[Start of READING PASSAGE]
The minimal steps for preparing to persist your objects with Hibernate are:
1)  Set up a database and create a username and password for Hibernate to access it with
2)  Annotate your Java Classes
3)  Add your class mappings, database, and user/login information to the hibernate.cfg.xml file
4)  Run the Hibernate hbm2ddl to create the schema in the database

An example of mapping in the hibernate.cfg.xml file:

<mapping class="com.egrok.hibernate.Person"/>


Since with Hibernate, you're typically mapping to a relational database, complex objects may need to be persisted to multiple tables, adding some complexity to the implementation.

To save you the effort of annotating everything, Hibernate provides many default behaviors. For example, Hibernate by default will map your class to a Table of the same name so you don't have to use the @Table annotation unless the class name and table name differ. The same goes for class properties. They will be mapped to columns of the same name in the Table. If you want to override this behavior, use the @Basic annotation. This type of intelligent behavior minimizes the work you have to do to persist a class. For our Person class example, this means that it will be persisted to the database Table named "Person," which will have three columns (id, firstName, and lastName) and the id column will be the primary key. Hibernate provides excellent control over how the primary key is assigned, but that's beyond the scope of this article.

An example of a minimally annotated POJO:

import javax.persistence.Entity;
import javax.persistence.Id;
@Entity
public class Person{
     @Id
     public Integer id;
     public String firstName;
     public String lastName;
}

An example of how a one-to-many relationship is defined:

   // In the Department class -
   @OneToMany(cascade=ALL,mappedBy = "department_id")
   // Requires the foreign key "department_id" in the Person class
   public ArrayList<Person> getEmployees(){
   // Method to return all employees
       return employees;
   }

   // In the Person class
   @ManyToOne
   @JoinColumn(name = "department_id")
   public Department getDepartment(){
   // Method to return the department
       return department;
   }

As a final time and labor saver, you can now use Hibernate's hbm2ddl tool to generate the database schema for you. While you may be splitting objects to save them in multiple tables, which is not required for the object databases, you do get very good control over the mapping process. And as we'll see later, there are also circumstances where the relational approach has advantages over a pure object approach.
[End of READING PASSAGE]
[Start of ENTRIES PROVIDED]
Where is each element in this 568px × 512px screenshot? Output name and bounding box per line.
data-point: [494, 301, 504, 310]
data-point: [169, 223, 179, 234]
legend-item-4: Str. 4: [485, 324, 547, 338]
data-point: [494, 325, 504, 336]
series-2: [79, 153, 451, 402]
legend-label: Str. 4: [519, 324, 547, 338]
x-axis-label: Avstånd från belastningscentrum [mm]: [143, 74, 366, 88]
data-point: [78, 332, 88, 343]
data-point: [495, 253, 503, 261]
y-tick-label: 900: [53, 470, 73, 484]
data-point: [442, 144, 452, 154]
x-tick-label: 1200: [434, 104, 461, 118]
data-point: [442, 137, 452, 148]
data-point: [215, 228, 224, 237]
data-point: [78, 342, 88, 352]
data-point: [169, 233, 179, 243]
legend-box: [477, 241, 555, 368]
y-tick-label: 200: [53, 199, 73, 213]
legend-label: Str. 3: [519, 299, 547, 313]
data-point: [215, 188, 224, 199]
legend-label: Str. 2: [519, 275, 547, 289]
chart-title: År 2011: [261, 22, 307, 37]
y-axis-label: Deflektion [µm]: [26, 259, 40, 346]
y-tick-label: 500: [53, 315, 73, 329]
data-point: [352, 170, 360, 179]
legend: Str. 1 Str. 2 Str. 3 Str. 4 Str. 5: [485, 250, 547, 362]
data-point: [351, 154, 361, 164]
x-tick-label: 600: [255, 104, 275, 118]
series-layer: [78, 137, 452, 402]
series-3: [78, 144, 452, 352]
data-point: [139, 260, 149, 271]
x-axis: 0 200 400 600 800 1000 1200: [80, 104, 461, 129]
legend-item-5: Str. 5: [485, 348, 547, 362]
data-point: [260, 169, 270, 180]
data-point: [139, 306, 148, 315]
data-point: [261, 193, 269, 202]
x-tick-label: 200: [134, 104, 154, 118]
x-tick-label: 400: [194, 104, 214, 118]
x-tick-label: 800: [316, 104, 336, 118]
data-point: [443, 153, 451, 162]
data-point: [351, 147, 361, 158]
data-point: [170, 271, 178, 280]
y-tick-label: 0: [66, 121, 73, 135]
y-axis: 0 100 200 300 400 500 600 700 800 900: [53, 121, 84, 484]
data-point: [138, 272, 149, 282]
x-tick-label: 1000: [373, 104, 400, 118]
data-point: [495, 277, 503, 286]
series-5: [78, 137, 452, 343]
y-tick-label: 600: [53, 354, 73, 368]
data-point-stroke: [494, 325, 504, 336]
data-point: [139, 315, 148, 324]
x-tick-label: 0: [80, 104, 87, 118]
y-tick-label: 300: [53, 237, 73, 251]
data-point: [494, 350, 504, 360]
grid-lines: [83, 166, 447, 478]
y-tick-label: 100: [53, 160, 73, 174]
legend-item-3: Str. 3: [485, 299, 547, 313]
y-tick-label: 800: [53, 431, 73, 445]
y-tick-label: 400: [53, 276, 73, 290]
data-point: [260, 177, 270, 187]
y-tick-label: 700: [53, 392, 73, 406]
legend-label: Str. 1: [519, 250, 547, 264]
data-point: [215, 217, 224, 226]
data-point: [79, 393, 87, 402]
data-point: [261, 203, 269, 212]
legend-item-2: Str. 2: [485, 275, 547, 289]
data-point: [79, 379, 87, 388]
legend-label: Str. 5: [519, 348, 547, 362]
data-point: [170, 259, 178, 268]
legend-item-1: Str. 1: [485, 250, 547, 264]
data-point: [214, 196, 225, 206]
[End of ENTRIES PROVIDED]
[Start of ENTRIES PROVIDED]
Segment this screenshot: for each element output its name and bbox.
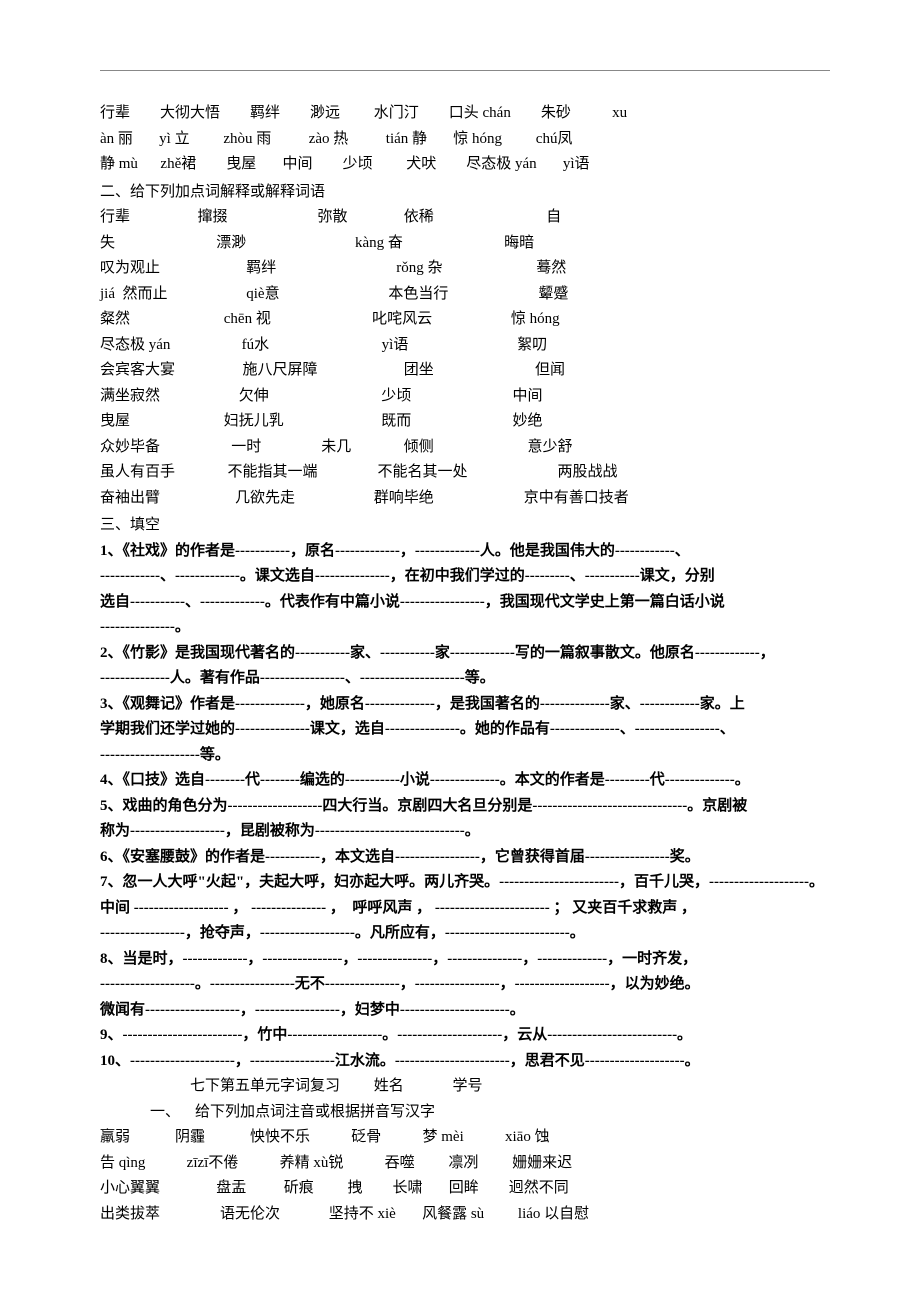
[End of ENTRIES PROVIDED]
[Start of ENTRIES PROVIDED]
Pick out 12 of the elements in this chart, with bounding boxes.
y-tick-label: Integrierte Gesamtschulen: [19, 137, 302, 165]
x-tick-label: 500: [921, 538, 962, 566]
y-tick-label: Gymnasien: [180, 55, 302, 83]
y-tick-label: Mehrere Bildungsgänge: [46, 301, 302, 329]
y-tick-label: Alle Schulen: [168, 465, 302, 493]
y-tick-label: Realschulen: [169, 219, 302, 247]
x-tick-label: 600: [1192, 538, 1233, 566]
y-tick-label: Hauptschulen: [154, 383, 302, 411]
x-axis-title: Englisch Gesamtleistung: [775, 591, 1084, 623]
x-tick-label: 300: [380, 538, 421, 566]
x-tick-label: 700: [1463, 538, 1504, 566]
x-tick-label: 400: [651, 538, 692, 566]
[End of ENTRIES PROVIDED]
DIRECTIONS FOR THIS TASK – Please answer from the Hibernate passage: which annotation does it say to use to override the default mapping of class properties to columns of the same name?

SOLUTION FOR THIS PROBLEM – The @Basic annotation.